--- START OF Material provided ---

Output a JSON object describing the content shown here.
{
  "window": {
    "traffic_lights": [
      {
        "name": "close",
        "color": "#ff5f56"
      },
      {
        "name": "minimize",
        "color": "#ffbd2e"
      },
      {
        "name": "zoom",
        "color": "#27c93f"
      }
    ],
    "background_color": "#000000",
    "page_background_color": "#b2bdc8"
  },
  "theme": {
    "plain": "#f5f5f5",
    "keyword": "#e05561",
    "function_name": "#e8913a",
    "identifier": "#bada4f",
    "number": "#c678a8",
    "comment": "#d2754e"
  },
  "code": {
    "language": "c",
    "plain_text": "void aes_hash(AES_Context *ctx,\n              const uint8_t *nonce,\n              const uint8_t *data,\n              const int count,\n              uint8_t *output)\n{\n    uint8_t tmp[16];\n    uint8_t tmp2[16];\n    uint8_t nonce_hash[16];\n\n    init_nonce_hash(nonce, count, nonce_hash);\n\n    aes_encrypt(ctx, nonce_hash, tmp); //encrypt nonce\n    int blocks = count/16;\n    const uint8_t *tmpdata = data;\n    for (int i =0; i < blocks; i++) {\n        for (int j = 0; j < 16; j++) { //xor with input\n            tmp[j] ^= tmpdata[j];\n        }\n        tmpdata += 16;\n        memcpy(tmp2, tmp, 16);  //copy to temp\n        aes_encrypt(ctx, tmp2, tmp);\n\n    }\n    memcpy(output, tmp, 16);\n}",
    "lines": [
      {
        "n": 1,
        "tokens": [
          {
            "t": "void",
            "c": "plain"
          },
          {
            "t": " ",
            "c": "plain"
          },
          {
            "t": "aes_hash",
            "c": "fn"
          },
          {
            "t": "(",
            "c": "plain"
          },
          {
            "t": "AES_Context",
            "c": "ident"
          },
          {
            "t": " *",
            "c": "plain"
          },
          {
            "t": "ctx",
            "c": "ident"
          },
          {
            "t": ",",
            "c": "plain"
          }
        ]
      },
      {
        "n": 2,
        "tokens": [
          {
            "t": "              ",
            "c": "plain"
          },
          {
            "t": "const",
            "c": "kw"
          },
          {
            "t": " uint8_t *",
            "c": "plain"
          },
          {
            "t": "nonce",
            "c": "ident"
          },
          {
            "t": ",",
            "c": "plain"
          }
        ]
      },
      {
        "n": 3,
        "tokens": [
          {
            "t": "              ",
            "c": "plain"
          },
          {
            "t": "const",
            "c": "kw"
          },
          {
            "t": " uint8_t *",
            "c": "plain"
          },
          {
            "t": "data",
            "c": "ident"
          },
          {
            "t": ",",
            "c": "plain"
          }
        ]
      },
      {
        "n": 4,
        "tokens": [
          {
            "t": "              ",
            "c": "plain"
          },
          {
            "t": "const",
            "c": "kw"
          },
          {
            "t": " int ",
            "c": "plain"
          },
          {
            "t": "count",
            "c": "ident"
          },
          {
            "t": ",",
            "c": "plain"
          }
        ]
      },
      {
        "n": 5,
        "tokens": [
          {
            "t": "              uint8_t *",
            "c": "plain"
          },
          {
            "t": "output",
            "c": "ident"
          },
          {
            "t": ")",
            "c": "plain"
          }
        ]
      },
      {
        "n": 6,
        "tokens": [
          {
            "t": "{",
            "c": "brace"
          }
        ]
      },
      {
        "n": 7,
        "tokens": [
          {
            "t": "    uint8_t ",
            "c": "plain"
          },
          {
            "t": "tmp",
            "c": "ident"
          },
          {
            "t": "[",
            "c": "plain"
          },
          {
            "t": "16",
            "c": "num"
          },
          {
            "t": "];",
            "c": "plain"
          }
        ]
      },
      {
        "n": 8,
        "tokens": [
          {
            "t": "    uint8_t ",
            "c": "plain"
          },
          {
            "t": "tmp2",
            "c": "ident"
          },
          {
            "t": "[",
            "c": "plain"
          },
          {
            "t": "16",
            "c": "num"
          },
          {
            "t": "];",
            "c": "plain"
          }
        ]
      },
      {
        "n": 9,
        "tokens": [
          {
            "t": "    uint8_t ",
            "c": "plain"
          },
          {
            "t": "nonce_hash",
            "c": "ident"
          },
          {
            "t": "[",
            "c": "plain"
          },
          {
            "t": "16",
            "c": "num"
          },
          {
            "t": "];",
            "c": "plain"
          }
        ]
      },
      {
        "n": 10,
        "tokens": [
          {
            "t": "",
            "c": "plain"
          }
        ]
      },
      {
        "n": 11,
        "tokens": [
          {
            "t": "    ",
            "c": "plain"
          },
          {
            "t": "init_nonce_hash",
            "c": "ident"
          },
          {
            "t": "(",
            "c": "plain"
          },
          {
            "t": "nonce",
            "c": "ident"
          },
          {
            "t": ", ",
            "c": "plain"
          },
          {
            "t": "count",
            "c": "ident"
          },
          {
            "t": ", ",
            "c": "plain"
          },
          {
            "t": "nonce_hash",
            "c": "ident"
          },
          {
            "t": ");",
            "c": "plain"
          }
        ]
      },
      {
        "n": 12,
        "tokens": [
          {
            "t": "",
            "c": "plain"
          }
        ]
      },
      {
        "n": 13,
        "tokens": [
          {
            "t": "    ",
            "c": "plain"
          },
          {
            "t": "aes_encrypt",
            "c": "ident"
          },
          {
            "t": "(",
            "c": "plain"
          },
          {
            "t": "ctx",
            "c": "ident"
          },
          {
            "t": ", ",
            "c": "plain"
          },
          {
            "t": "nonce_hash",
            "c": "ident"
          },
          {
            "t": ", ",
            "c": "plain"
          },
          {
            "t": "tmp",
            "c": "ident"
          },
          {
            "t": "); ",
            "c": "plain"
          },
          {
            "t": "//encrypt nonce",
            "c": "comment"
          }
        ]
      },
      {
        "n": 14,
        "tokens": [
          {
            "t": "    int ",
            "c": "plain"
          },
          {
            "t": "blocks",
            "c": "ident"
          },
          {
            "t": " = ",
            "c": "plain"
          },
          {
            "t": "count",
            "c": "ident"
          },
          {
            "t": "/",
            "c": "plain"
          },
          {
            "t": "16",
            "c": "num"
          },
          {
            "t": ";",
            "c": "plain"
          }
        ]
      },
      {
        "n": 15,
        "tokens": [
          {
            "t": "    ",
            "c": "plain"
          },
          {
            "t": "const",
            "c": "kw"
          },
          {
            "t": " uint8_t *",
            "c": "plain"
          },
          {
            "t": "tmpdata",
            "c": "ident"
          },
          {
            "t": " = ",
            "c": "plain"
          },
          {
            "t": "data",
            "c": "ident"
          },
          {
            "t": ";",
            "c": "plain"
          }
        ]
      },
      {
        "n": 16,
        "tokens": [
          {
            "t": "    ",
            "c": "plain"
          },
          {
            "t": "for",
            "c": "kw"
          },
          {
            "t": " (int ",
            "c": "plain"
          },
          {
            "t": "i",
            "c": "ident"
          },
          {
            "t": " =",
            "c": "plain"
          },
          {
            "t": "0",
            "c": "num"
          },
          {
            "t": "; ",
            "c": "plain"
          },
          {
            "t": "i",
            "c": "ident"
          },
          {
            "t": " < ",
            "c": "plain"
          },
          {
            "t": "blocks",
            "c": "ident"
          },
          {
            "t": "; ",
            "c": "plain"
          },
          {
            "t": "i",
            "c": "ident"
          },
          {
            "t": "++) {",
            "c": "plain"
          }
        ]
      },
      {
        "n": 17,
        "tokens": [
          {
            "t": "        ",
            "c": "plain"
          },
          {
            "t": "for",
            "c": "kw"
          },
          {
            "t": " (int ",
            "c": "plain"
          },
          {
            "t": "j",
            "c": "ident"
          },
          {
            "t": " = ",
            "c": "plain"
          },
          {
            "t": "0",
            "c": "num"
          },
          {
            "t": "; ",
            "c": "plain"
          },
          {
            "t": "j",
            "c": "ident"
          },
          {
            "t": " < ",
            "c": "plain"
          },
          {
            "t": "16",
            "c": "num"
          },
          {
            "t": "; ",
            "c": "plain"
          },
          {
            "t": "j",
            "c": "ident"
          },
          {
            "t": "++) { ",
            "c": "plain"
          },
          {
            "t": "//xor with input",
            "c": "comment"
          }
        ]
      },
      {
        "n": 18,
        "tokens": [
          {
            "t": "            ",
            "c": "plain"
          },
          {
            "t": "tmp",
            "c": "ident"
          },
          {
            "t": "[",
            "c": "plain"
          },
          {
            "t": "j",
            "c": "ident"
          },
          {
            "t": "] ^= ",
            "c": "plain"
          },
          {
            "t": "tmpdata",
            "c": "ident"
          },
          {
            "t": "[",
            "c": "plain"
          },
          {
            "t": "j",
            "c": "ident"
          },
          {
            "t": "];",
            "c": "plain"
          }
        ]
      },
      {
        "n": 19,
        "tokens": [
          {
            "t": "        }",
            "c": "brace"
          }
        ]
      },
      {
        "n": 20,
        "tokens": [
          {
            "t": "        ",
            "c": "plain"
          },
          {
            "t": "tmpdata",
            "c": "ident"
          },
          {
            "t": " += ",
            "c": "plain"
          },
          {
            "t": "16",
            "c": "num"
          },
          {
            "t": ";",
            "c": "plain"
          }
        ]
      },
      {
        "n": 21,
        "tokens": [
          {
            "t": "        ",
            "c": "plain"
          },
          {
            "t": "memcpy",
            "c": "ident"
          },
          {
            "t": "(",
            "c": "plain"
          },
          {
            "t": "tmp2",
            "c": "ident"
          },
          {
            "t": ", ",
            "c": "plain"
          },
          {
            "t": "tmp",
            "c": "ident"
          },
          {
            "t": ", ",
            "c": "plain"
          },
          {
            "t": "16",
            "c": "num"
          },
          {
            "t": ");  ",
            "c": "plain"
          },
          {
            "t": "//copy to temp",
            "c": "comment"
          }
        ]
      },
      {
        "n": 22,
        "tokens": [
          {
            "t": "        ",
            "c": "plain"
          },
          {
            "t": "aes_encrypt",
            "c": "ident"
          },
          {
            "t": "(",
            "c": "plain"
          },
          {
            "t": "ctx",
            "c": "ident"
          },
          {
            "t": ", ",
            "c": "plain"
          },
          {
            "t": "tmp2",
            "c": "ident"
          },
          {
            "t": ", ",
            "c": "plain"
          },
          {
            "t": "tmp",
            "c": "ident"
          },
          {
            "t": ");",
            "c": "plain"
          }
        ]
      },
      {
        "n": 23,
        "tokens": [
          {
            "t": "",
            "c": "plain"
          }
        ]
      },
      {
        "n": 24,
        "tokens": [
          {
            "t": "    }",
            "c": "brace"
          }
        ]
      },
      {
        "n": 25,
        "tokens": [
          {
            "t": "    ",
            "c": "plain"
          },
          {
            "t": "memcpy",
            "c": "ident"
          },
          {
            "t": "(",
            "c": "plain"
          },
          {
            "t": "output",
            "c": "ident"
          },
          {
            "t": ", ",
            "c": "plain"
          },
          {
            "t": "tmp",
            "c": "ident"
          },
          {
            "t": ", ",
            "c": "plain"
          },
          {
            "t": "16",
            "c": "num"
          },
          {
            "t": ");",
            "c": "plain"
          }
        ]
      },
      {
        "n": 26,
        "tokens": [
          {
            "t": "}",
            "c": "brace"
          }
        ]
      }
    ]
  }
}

--- END OF Material provided ---

:: Written exercise ::
Look for "with" and pull out every line that has it.

:: Exercise response ::
    "plain_text": "void aes_hash(AES_Context *ctx,\n              const uint8_t *nonce,\n              const uint8_t *data,\n              const int count,\n              uint8_t *output)\n{\n    uint8_t tmp[16];\n    uint8_t tmp2[16];\n    uint8_t nonce_hash[16];\n\n    init_nonce_hash(nonce, count, nonce_hash);\n\n    aes_encrypt(ctx, nonce_hash, tmp); //encrypt nonce\n    int blocks = count/16;\n    const uint8_t *tmpdata = data;\n    for (int i =0; i < blocks; i++) {\n        for (int j = 0; j < 16; j++) { //xor with input\n            tmp[j] ^= tmpdata[j];\n        }\n        tmpdata += 16;\n        memcpy(tmp2, tmp, 16);  //copy to temp\n        aes_encrypt(ctx, tmp2, tmp);\n\n    }\n    memcpy(output, tmp, 16);\n}",
            "t": "//xor with input",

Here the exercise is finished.